## What to produce
Quote, verbatim, all material below, without pictures.

## Exercise input
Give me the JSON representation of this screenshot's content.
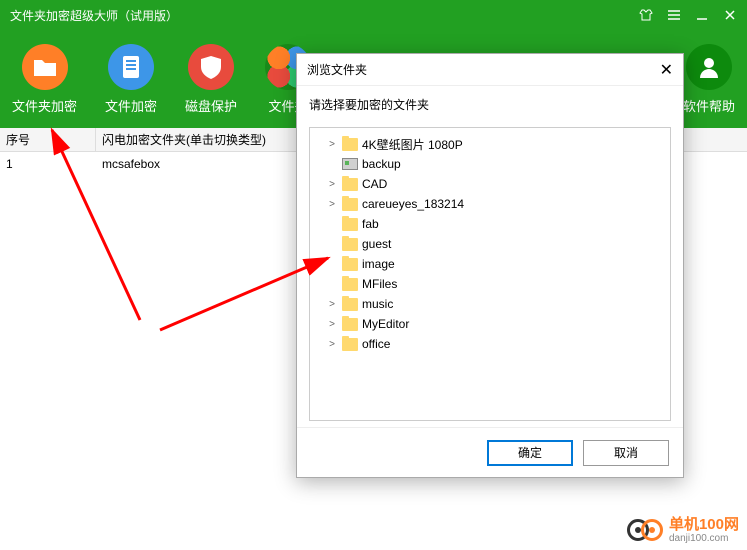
{
  "titlebar": {
    "title": "文件夹加密超级大师（试用版）"
  },
  "toolbar": {
    "folder_encrypt": "文件夹加密",
    "file_encrypt": "文件加密",
    "disk_protect": "磁盘保护",
    "folder_partial": "文件夹",
    "help": "软件帮助"
  },
  "table": {
    "col_seq": "序号",
    "col_name": "闪电加密文件夹(单击切换类型)",
    "rows": [
      {
        "seq": "1",
        "name": "mcsafebox"
      }
    ]
  },
  "dialog": {
    "title": "浏览文件夹",
    "hint": "请选择要加密的文件夹",
    "ok": "确定",
    "cancel": "取消",
    "items": [
      {
        "expand": ">",
        "icon": "folder",
        "label": "4K壁纸图片 1080P"
      },
      {
        "expand": "",
        "icon": "disk",
        "label": "backup"
      },
      {
        "expand": ">",
        "icon": "folder",
        "label": "CAD"
      },
      {
        "expand": ">",
        "icon": "folder",
        "label": "careueyes_183214"
      },
      {
        "expand": "",
        "icon": "folder",
        "label": "fab"
      },
      {
        "expand": "",
        "icon": "folder",
        "label": "guest"
      },
      {
        "expand": "",
        "icon": "folder",
        "label": "image"
      },
      {
        "expand": "",
        "icon": "folder",
        "label": "MFiles"
      },
      {
        "expand": ">",
        "icon": "folder",
        "label": "music"
      },
      {
        "expand": ">",
        "icon": "folder",
        "label": "MyEditor"
      },
      {
        "expand": ">",
        "icon": "folder",
        "label": "office"
      }
    ]
  },
  "watermark": {
    "cn": "单机100网",
    "en": "danji100.com"
  }
}
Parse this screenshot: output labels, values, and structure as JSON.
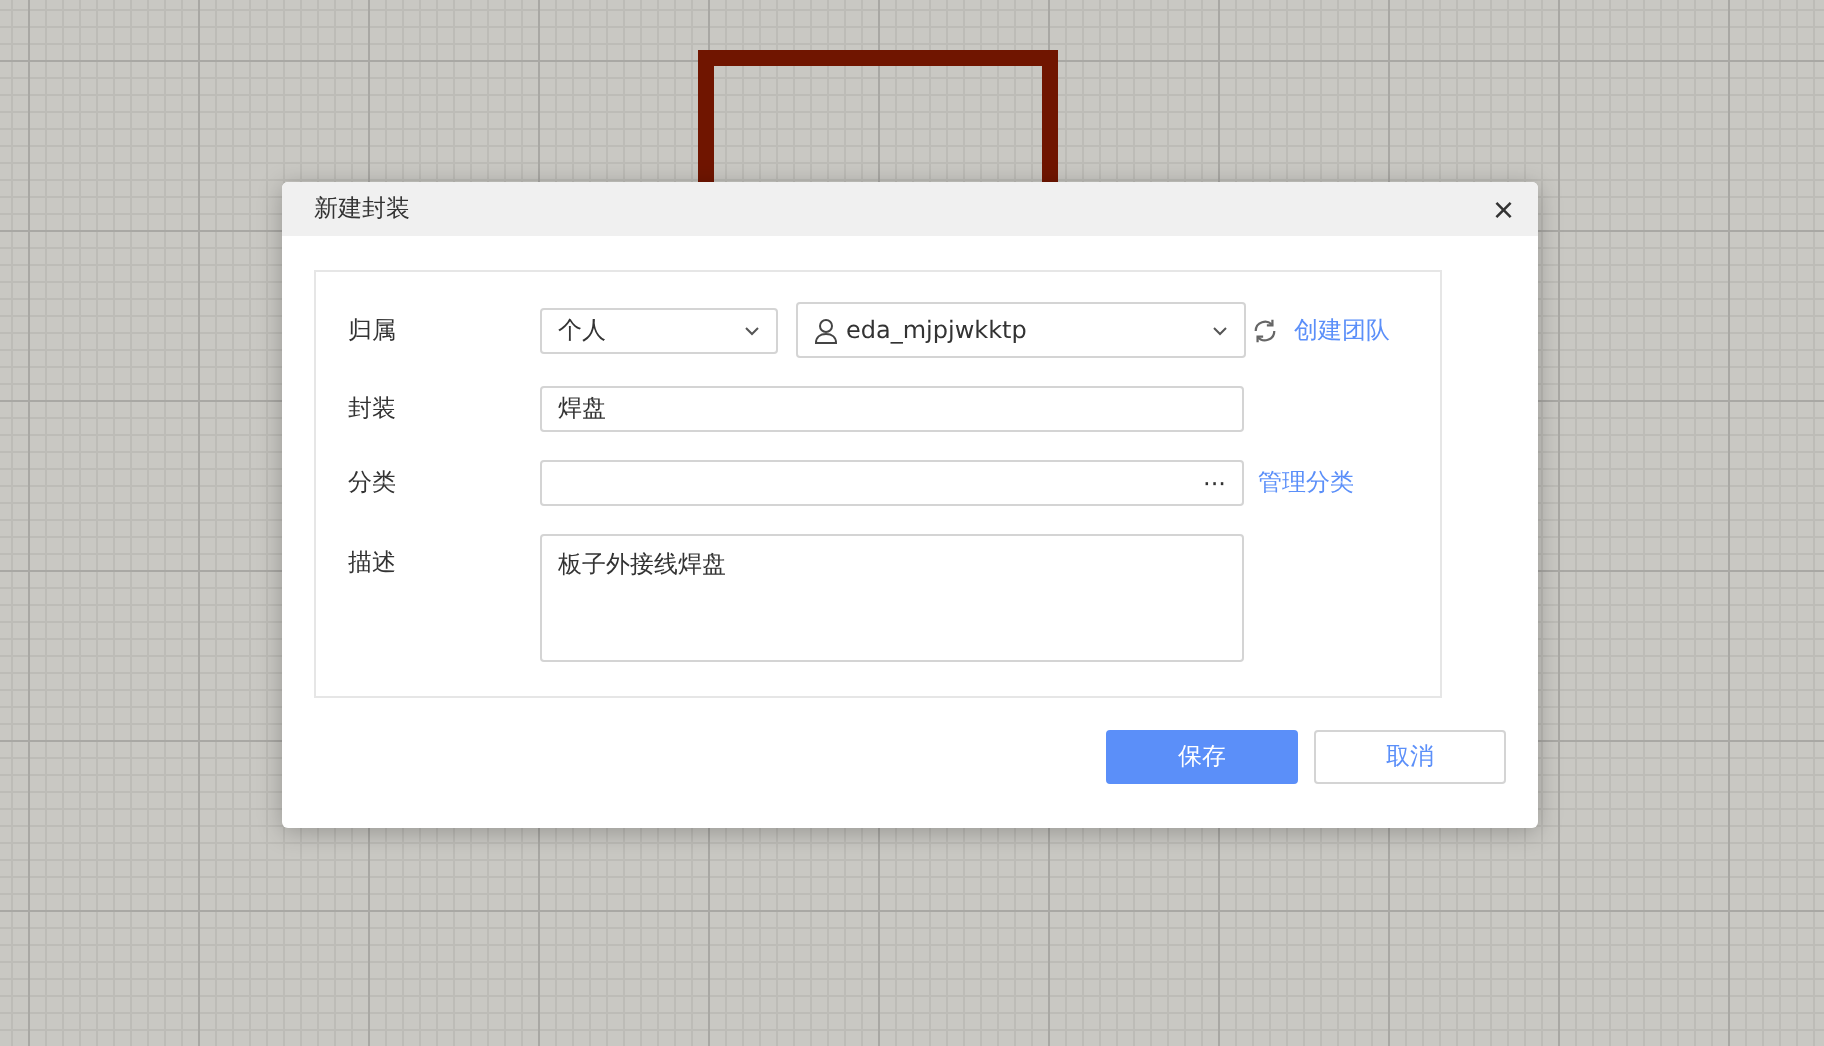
{
  "dialog": {
    "title": "新建封装",
    "close": "×"
  },
  "form": {
    "owner": {
      "label": "归属",
      "scope": "个人",
      "user": "eda_mjpjwkktp",
      "link": "创建团队"
    },
    "package": {
      "label": "封装",
      "value": "焊盘"
    },
    "category": {
      "label": "分类",
      "more": "···",
      "link": "管理分类"
    },
    "description": {
      "label": "描述",
      "value": "板子外接线焊盘"
    }
  },
  "buttons": [
    {
      "label": "保存",
      "kind": "primary"
    },
    {
      "label": "取消",
      "kind": "secondary"
    }
  ]
}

## Solution for this problem
Give me the JSON representation of this screenshot's content.
{
  "titlebar": {
    "title": "文件夹加密超级大师（试用版）"
  },
  "toolbar": {
    "folder_encrypt": "文件夹加密",
    "file_encrypt": "文件加密",
    "disk_protect": "磁盘保护",
    "folder_partial": "文件夹",
    "help": "软件帮助"
  },
  "table": {
    "col_seq": "序号",
    "col_name": "闪电加密文件夹(单击切换类型)",
    "rows": [
      {
        "seq": "1",
        "name": "mcsafebox"
      }
    ]
  },
  "dialog": {
    "title": "浏览文件夹",
    "hint": "请选择要加密的文件夹",
    "ok": "确定",
    "cancel": "取消",
    "items": [
      {
        "expand": ">",
        "icon": "folder",
        "label": "4K壁纸图片 1080P"
      },
      {
        "expand": "",
        "icon": "disk",
        "label": "backup"
      },
      {
        "expand": ">",
        "icon": "folder",
        "label": "CAD"
      },
      {
        "expand": ">",
        "icon": "folder",
        "label": "careueyes_183214"
      },
      {
        "expand": "",
        "icon": "folder",
        "label": "fab"
      },
      {
        "expand": "",
        "icon": "folder",
        "label": "guest"
      },
      {
        "expand": "",
        "icon": "folder",
        "label": "image"
      },
      {
        "expand": "",
        "icon": "folder",
        "label": "MFiles"
      },
      {
        "expand": ">",
        "icon": "folder",
        "label": "music"
      },
      {
        "expand": ">",
        "icon": "folder",
        "label": "MyEditor"
      },
      {
        "expand": ">",
        "icon": "folder",
        "label": "office"
      }
    ]
  },
  "watermark": {
    "cn": "单机100网",
    "en": "danji100.com"
  }
}
Parse this screenshot: output labels, values, and structure as JSON.
{
  "dialog": {
    "title": "新建封装",
    "close": "×"
  },
  "form": {
    "owner": {
      "label": "归属",
      "scope": "个人",
      "user": "eda_mjpjwkktp",
      "link": "创建团队"
    },
    "package": {
      "label": "封装",
      "value": "焊盘"
    },
    "category": {
      "label": "分类",
      "more": "···",
      "link": "管理分类"
    },
    "description": {
      "label": "描述",
      "value": "板子外接线焊盘"
    }
  },
  "buttons": [
    {
      "label": "保存",
      "kind": "primary"
    },
    {
      "label": "取消",
      "kind": "secondary"
    }
  ]
}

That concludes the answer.